++++ INFORMATION PROVIDED ++++
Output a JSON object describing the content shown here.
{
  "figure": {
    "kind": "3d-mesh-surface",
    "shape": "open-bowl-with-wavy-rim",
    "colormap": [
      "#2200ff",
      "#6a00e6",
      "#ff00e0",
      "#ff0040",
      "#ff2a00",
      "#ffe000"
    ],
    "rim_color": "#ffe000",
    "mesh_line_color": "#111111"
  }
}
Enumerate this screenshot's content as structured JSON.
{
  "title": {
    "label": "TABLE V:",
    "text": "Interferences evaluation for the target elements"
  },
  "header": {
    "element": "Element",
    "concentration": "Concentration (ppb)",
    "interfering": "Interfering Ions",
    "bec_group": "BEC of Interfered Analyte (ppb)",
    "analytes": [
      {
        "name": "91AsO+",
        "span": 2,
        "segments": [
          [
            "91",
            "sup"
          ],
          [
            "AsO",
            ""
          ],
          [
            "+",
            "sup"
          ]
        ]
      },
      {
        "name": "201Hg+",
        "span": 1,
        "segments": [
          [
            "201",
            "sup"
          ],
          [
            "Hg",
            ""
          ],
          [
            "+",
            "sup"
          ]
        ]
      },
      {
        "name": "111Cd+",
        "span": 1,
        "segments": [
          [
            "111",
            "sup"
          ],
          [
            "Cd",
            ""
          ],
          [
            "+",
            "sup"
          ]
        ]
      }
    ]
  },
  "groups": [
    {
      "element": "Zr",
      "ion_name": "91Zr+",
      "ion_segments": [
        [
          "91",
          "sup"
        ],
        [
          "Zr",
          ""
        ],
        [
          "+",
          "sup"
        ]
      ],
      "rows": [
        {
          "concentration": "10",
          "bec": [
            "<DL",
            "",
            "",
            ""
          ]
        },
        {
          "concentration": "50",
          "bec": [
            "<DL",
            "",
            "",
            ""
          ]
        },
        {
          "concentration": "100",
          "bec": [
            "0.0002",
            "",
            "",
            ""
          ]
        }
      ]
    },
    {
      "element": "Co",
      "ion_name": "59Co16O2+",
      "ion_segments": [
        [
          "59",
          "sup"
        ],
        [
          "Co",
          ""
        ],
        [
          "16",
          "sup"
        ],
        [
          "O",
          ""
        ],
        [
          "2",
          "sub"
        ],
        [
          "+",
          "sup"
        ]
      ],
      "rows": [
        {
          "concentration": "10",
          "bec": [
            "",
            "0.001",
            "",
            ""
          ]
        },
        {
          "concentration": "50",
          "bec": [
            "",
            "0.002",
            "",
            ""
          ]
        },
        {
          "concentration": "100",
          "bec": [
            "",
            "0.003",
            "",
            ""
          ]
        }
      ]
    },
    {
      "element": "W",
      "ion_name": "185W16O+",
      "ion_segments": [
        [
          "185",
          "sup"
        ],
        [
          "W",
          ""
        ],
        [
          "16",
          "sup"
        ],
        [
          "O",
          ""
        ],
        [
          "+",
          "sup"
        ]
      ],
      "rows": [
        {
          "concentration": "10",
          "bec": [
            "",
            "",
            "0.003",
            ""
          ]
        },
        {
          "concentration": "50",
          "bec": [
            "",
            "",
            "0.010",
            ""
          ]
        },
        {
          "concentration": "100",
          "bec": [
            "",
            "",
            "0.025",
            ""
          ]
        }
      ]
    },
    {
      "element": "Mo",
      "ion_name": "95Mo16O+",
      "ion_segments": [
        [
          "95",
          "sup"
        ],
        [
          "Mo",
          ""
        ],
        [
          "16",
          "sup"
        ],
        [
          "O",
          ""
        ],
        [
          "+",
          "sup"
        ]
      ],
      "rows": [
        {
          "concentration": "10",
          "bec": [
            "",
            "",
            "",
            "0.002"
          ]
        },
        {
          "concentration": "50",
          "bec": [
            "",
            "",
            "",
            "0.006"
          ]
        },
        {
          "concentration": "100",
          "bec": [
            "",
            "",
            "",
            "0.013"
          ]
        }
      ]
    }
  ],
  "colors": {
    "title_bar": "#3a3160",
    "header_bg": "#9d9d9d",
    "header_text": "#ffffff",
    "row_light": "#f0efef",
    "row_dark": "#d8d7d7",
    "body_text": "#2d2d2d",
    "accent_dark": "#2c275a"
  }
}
++++
_PROBLEM_
Output the listing above word for word.

_TASK RESULT_
Output a JSON object describing the content shown here.
{
  "figure": {
    "kind": "3d-mesh-surface",
    "shape": "open-bowl-with-wavy-rim",
    "colormap": [
      "#2200ff",
      "#6a00e6",
      "#ff00e0",
      "#ff0040",
      "#ff2a00",
      "#ffe000"
    ],
    "rim_color": "#ffe000",
    "mesh_line_color": "#111111"
  }
}
Enumerate this screenshot's content as structured JSON.
{
  "title": {
    "label": "TABLE V:",
    "text": "Interferences evaluation for the target elements"
  },
  "header": {
    "element": "Element",
    "concentration": "Concentration (ppb)",
    "interfering": "Interfering Ions",
    "bec_group": "BEC of Interfered Analyte (ppb)",
    "analytes": [
      {
        "name": "91AsO+",
        "span": 2,
        "segments": [
          [
            "91",
            "sup"
          ],
          [
            "AsO",
            ""
          ],
          [
            "+",
            "sup"
          ]
        ]
      },
      {
        "name": "201Hg+",
        "span": 1,
        "segments": [
          [
            "201",
            "sup"
          ],
          [
            "Hg",
            ""
          ],
          [
            "+",
            "sup"
          ]
        ]
      },
      {
        "name": "111Cd+",
        "span": 1,
        "segments": [
          [
            "111",
            "sup"
          ],
          [
            "Cd",
            ""
          ],
          [
            "+",
            "sup"
          ]
        ]
      }
    ]
  },
  "groups": [
    {
      "element": "Zr",
      "ion_name": "91Zr+",
      "ion_segments": [
        [
          "91",
          "sup"
        ],
        [
          "Zr",
          ""
        ],
        [
          "+",
          "sup"
        ]
      ],
      "rows": [
        {
          "concentration": "10",
          "bec": [
            "<DL",
            "",
            "",
            ""
          ]
        },
        {
          "concentration": "50",
          "bec": [
            "<DL",
            "",
            "",
            ""
          ]
        },
        {
          "concentration": "100",
          "bec": [
            "0.0002",
            "",
            "",
            ""
          ]
        }
      ]
    },
    {
      "element": "Co",
      "ion_name": "59Co16O2+",
      "ion_segments": [
        [
          "59",
          "sup"
        ],
        [
          "Co",
          ""
        ],
        [
          "16",
          "sup"
        ],
        [
          "O",
          ""
        ],
        [
          "2",
          "sub"
        ],
        [
          "+",
          "sup"
        ]
      ],
      "rows": [
        {
          "concentration": "10",
          "bec": [
            "",
            "0.001",
            "",
            ""
          ]
        },
        {
          "concentration": "50",
          "bec": [
            "",
            "0.002",
            "",
            ""
          ]
        },
        {
          "concentration": "100",
          "bec": [
            "",
            "0.003",
            "",
            ""
          ]
        }
      ]
    },
    {
      "element": "W",
      "ion_name": "185W16O+",
      "ion_segments": [
        [
          "185",
          "sup"
        ],
        [
          "W",
          ""
        ],
        [
          "16",
          "sup"
        ],
        [
          "O",
          ""
        ],
        [
          "+",
          "sup"
        ]
      ],
      "rows": [
        {
          "concentration": "10",
          "bec": [
            "",
            "",
            "0.003",
            ""
          ]
        },
        {
          "concentration": "50",
          "bec": [
            "",
            "",
            "0.010",
            ""
          ]
        },
        {
          "concentration": "100",
          "bec": [
            "",
            "",
            "0.025",
            ""
          ]
        }
      ]
    },
    {
      "element": "Mo",
      "ion_name": "95Mo16O+",
      "ion_segments": [
        [
          "95",
          "sup"
        ],
        [
          "Mo",
          ""
        ],
        [
          "16",
          "sup"
        ],
        [
          "O",
          ""
        ],
        [
          "+",
          "sup"
        ]
      ],
      "rows": [
        {
          "concentration": "10",
          "bec": [
            "",
            "",
            "",
            "0.002"
          ]
        },
        {
          "concentration": "50",
          "bec": [
            "",
            "",
            "",
            "0.006"
          ]
        },
        {
          "concentration": "100",
          "bec": [
            "",
            "",
            "",
            "0.013"
          ]
        }
      ]
    }
  ],
  "colors": {
    "title_bar": "#3a3160",
    "header_bg": "#9d9d9d",
    "header_text": "#ffffff",
    "row_light": "#f0efef",
    "row_dark": "#d8d7d7",
    "body_text": "#2d2d2d",
    "accent_dark": "#2c275a"
  }
}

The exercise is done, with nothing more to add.